### Required work
Identify each line in the records below that contains the word "formatting", and copy it.

### Records shown
──────────

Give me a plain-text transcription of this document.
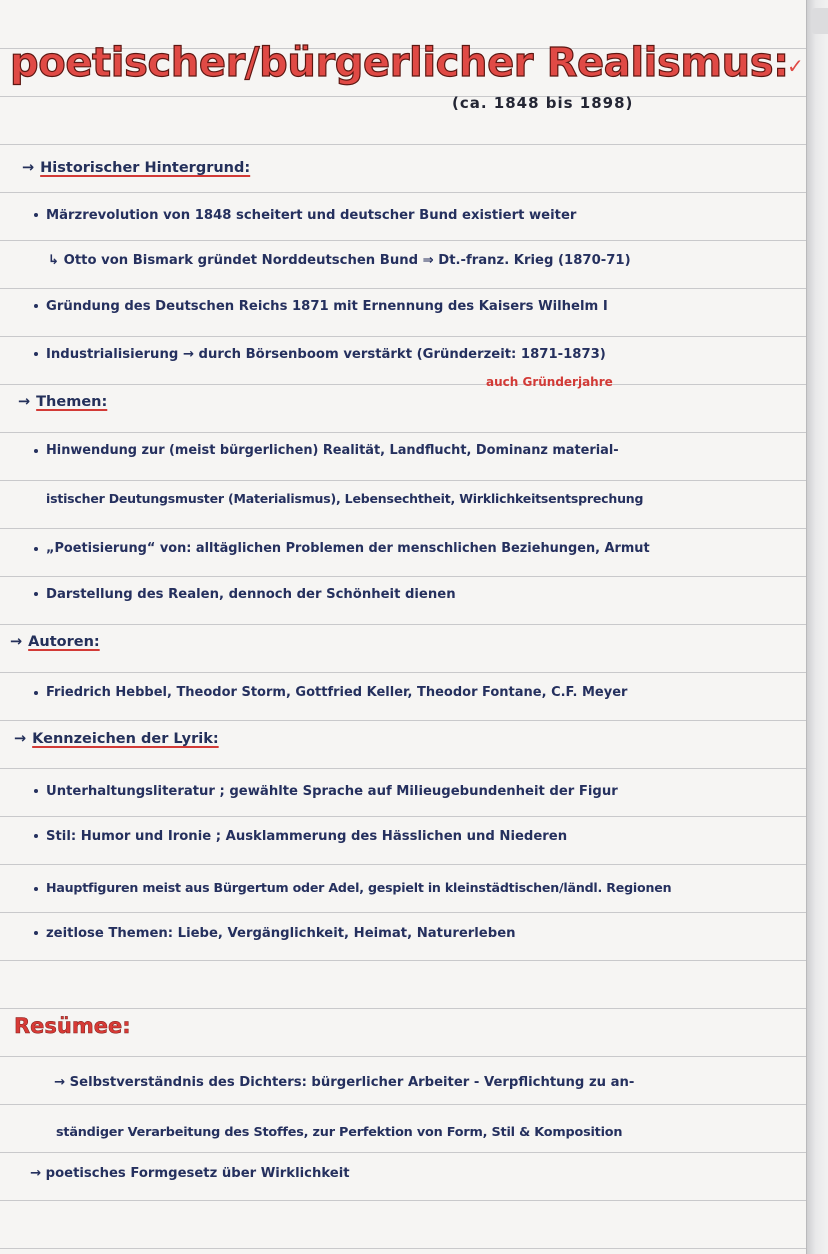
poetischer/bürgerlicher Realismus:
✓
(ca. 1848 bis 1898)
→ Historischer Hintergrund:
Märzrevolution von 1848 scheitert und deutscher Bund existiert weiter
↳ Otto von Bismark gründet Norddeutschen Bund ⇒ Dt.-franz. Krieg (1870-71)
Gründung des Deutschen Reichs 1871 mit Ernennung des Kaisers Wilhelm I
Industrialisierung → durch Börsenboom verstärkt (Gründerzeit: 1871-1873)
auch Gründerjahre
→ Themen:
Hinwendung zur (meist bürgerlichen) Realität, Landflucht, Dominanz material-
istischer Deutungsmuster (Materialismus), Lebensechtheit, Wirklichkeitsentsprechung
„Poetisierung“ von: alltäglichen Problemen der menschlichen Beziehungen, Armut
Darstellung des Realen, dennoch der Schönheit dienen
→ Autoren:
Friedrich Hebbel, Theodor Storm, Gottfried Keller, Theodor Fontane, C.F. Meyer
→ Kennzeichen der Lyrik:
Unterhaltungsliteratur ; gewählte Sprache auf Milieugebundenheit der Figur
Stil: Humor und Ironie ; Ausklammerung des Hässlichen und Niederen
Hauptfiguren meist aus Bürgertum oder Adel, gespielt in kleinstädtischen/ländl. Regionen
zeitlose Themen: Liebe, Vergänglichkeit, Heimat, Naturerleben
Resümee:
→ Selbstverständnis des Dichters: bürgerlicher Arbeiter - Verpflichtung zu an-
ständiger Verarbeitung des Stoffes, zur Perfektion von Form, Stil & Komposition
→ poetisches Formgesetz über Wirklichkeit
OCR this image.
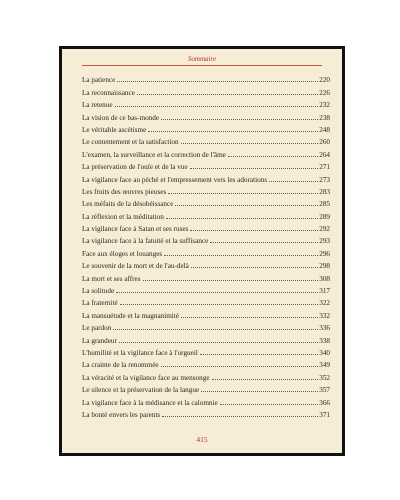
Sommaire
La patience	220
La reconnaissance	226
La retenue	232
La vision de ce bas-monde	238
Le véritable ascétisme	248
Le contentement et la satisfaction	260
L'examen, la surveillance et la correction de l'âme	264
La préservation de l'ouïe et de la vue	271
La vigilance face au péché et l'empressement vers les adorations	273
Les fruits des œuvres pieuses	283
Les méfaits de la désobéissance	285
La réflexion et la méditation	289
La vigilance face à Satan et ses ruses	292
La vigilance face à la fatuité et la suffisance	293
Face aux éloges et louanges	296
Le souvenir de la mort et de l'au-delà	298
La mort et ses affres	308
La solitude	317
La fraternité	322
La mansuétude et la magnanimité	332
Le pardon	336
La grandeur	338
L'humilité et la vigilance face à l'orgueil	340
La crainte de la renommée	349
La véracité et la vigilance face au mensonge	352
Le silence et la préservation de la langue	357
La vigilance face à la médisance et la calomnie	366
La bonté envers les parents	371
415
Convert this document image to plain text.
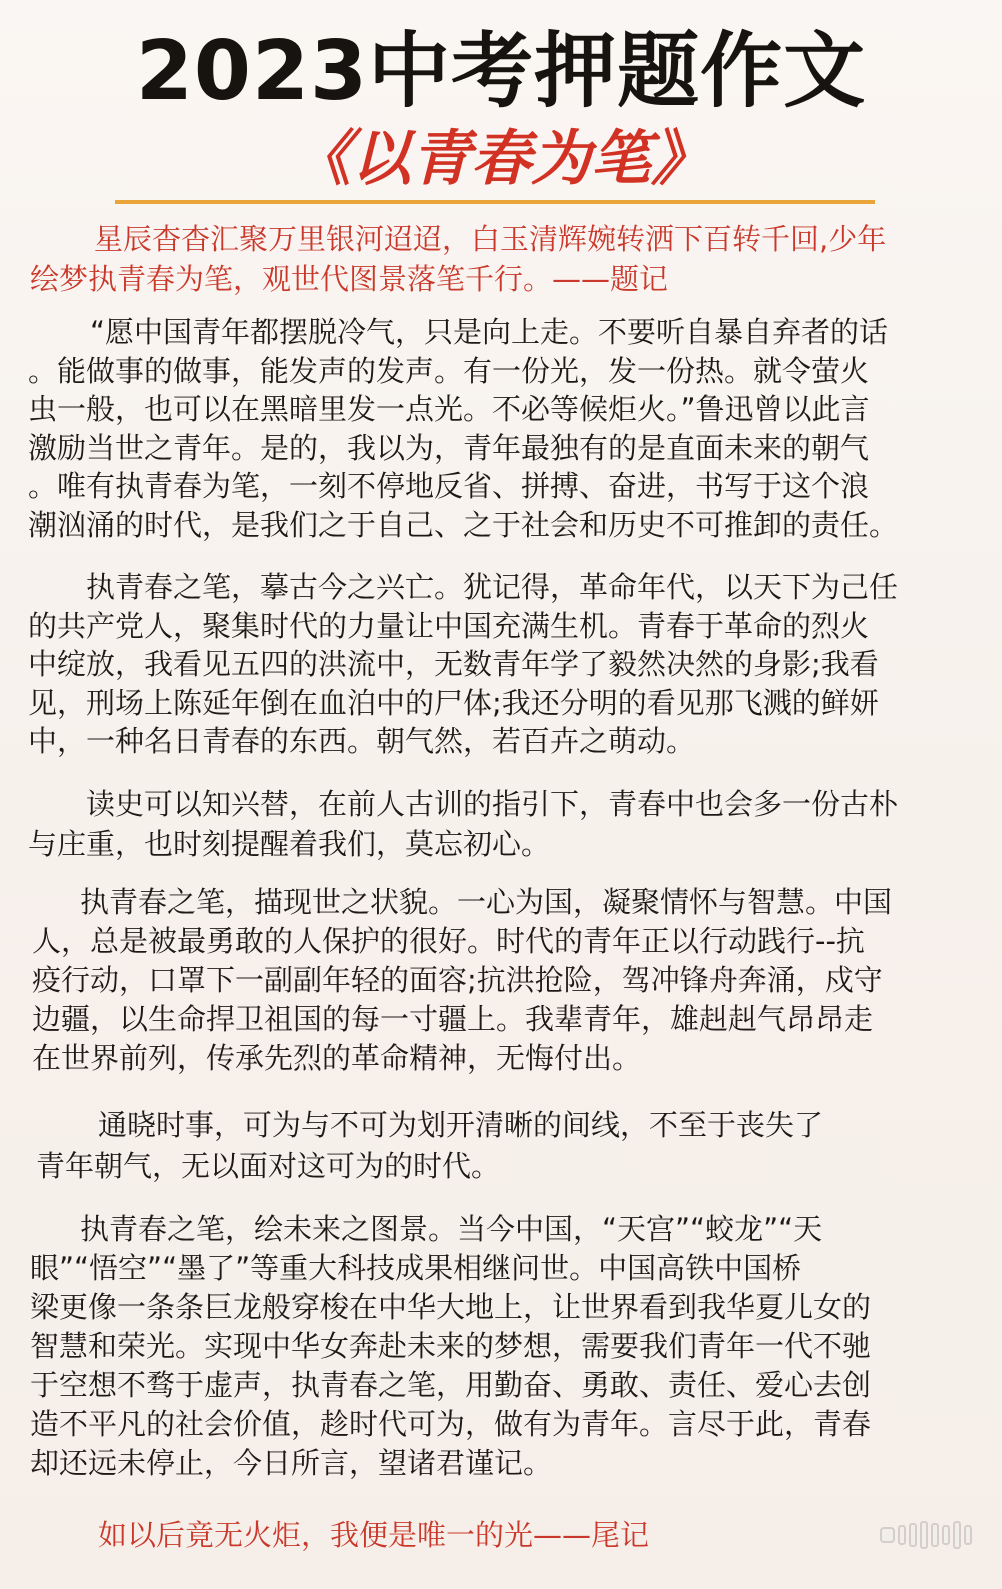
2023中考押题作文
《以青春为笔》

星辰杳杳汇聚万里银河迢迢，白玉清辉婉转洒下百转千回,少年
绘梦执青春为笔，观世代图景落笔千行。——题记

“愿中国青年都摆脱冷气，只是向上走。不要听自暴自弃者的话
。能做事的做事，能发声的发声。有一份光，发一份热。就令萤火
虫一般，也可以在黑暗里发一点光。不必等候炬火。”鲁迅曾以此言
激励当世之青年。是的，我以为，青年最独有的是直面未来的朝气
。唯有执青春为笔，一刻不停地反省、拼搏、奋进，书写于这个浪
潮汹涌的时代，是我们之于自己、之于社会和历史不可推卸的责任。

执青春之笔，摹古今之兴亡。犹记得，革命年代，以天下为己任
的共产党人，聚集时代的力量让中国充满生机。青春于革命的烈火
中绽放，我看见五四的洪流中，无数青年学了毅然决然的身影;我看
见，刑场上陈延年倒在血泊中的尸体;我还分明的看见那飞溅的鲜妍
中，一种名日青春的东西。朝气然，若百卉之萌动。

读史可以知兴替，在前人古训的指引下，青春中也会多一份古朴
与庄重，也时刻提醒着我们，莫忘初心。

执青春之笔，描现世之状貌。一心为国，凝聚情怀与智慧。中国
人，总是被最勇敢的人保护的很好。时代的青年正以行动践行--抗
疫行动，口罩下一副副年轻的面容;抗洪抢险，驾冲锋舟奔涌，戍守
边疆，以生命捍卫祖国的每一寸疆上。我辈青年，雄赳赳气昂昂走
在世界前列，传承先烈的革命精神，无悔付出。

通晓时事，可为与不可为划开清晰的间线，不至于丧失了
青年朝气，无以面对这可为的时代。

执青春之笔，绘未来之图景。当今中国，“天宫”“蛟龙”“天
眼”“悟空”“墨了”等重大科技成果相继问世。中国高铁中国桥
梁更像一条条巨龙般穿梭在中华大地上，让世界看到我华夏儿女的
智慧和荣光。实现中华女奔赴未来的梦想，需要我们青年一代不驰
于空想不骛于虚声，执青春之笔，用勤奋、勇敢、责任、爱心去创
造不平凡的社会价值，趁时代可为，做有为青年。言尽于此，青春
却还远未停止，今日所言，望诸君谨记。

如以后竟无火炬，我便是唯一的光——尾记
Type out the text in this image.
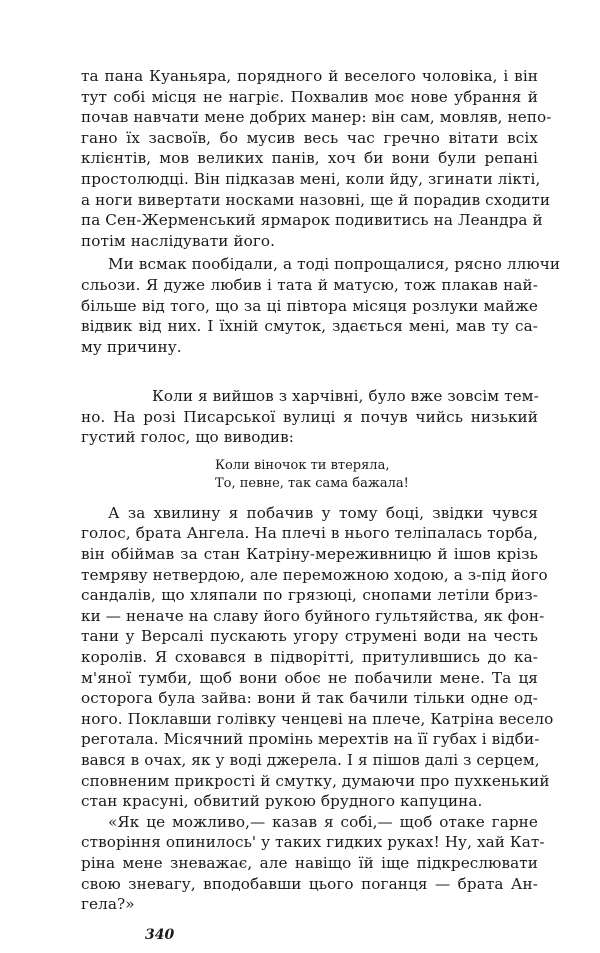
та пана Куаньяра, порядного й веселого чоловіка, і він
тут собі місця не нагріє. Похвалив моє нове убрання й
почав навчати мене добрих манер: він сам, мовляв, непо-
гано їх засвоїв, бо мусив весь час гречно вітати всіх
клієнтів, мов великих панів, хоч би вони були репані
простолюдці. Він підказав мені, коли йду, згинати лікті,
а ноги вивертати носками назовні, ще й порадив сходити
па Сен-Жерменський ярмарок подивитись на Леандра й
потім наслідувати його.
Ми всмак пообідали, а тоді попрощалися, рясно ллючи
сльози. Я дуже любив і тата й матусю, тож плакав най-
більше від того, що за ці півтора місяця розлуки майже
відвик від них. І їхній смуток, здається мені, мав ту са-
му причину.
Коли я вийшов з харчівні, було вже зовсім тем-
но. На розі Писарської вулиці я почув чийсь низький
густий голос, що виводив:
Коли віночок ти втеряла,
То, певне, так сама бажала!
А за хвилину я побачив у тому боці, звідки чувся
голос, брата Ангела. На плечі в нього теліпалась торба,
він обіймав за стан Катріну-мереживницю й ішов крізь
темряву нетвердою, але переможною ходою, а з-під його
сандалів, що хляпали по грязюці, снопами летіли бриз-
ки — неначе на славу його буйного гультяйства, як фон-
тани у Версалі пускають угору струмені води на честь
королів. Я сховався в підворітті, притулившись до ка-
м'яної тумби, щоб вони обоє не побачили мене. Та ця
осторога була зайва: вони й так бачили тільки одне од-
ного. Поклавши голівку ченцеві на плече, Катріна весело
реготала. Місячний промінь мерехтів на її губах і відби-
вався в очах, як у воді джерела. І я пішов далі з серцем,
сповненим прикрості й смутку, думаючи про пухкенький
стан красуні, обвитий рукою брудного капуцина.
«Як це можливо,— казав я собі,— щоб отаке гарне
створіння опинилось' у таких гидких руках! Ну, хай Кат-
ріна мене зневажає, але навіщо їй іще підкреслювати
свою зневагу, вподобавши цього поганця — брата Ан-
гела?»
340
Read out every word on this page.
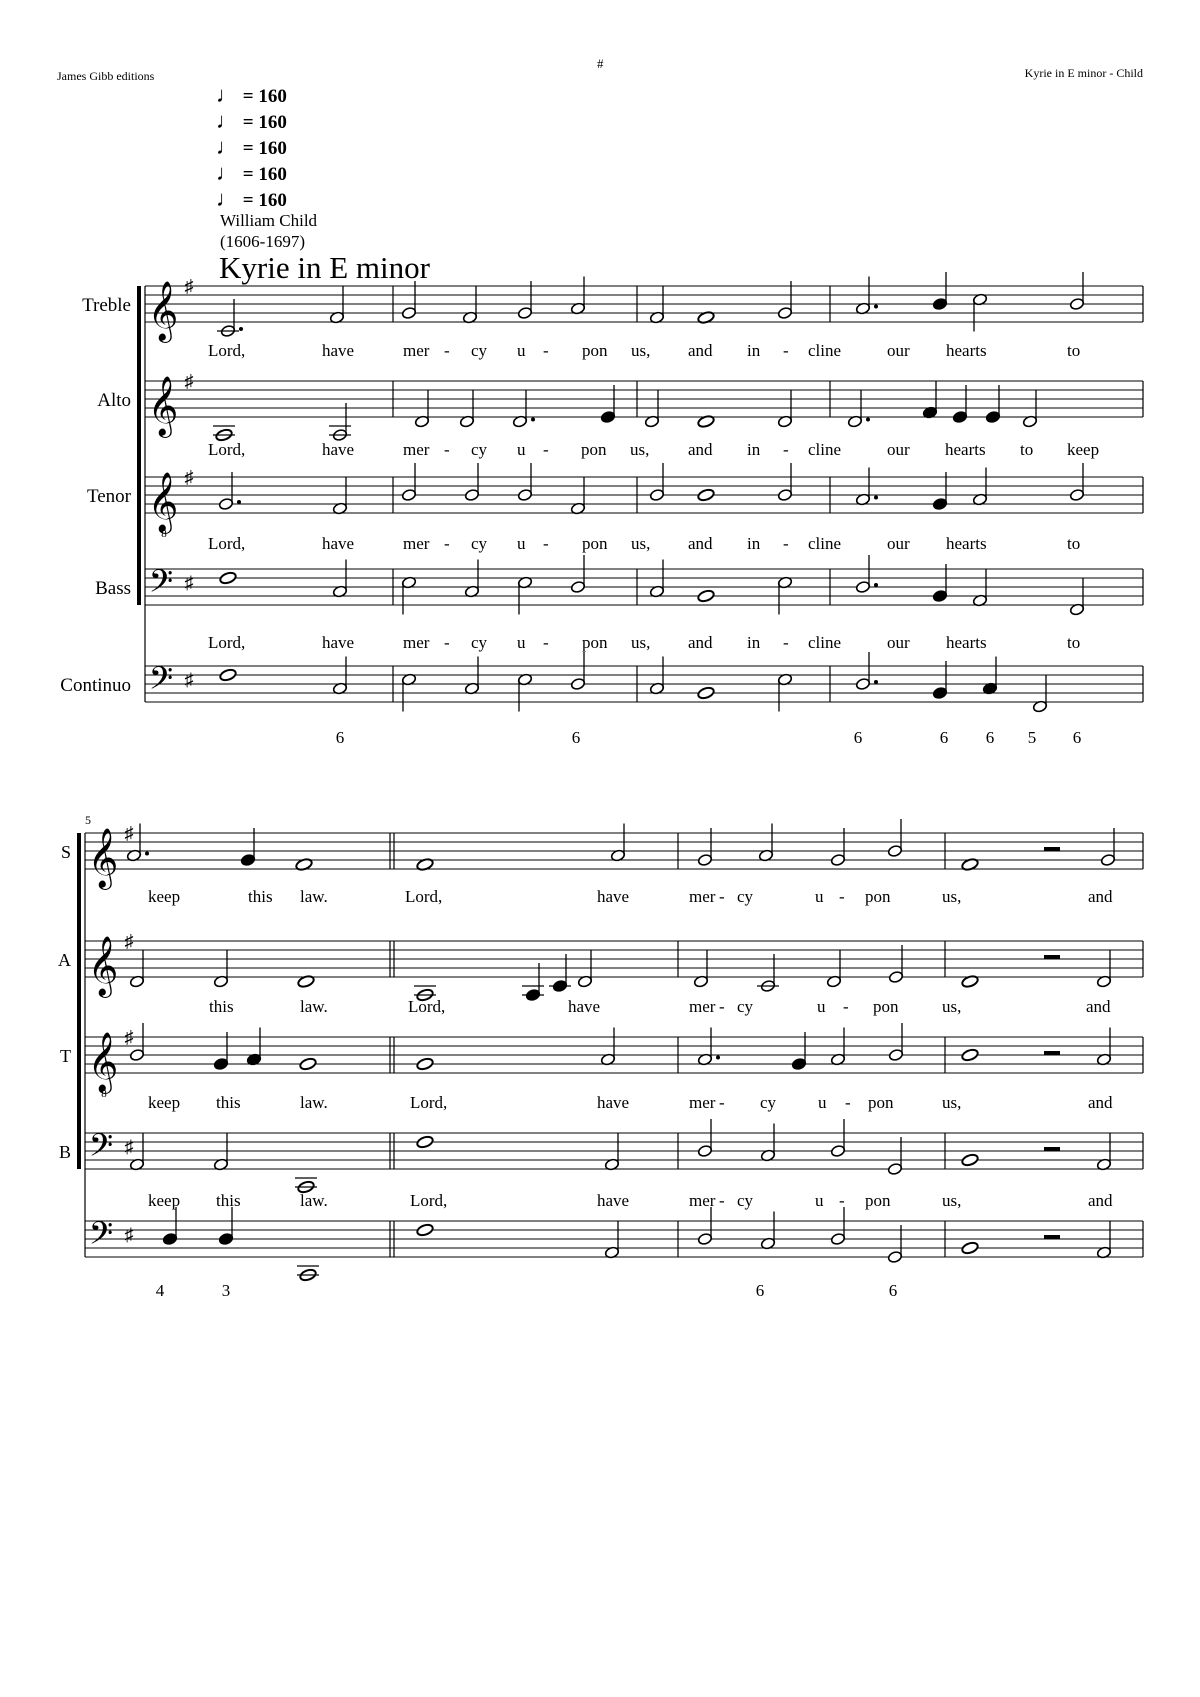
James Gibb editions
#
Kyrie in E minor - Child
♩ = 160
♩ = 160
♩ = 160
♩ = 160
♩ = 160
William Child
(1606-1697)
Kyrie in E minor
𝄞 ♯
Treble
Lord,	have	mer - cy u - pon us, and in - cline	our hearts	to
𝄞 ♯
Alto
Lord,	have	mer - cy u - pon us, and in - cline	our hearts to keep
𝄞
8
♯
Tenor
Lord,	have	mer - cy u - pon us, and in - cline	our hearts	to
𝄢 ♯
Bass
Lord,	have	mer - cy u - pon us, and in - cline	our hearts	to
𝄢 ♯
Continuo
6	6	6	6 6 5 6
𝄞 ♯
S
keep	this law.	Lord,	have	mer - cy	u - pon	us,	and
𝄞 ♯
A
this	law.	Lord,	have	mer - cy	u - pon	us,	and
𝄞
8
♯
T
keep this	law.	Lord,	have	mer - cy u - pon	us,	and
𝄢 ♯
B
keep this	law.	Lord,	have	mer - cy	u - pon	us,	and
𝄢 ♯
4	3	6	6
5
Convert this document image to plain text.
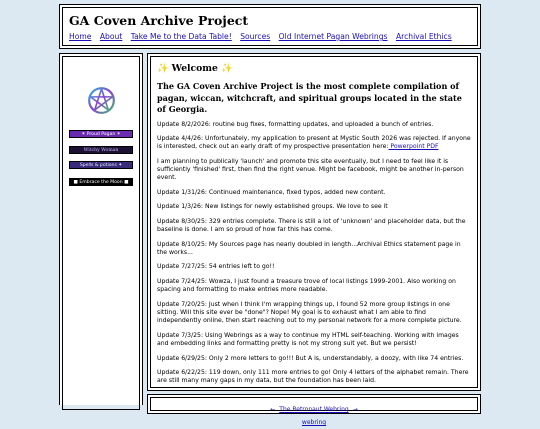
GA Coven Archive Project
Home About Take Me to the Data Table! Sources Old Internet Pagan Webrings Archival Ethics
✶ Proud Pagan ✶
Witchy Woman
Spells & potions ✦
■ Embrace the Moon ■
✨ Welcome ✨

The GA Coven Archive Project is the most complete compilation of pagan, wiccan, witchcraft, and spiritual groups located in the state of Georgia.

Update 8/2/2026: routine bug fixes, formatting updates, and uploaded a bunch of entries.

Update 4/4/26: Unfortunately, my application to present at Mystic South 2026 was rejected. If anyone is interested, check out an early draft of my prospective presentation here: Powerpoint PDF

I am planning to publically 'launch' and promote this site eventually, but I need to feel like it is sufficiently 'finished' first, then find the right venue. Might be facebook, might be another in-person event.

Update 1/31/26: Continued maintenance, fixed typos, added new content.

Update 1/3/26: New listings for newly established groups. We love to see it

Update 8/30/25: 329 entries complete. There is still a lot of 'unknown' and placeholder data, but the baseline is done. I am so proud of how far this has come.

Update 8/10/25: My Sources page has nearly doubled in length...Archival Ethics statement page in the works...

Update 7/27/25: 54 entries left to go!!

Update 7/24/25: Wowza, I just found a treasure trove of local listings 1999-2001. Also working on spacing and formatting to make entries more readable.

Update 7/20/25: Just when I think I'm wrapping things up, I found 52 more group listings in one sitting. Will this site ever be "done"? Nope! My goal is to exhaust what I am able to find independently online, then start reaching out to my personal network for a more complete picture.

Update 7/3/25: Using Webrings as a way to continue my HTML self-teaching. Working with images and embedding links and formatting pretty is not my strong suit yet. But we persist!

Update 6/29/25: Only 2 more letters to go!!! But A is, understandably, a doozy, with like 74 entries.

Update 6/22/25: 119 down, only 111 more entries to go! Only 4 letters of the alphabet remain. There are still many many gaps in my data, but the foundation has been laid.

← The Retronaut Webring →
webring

──────────

### Worked answer
Update 8/2/2026: routine bug fixes, formatting updates, and uploaded a bunch of entries.
Update 7/24/25: Wowza, I just found a treasure trove of local listings 1999-2001. Also working on spacing and formatting to make entries more readable.
Update 7/3/25: Using Webrings as a way to continue my HTML self-teaching. Working with images and embedding links and formatting pretty is not my strong suit yet. But we persist!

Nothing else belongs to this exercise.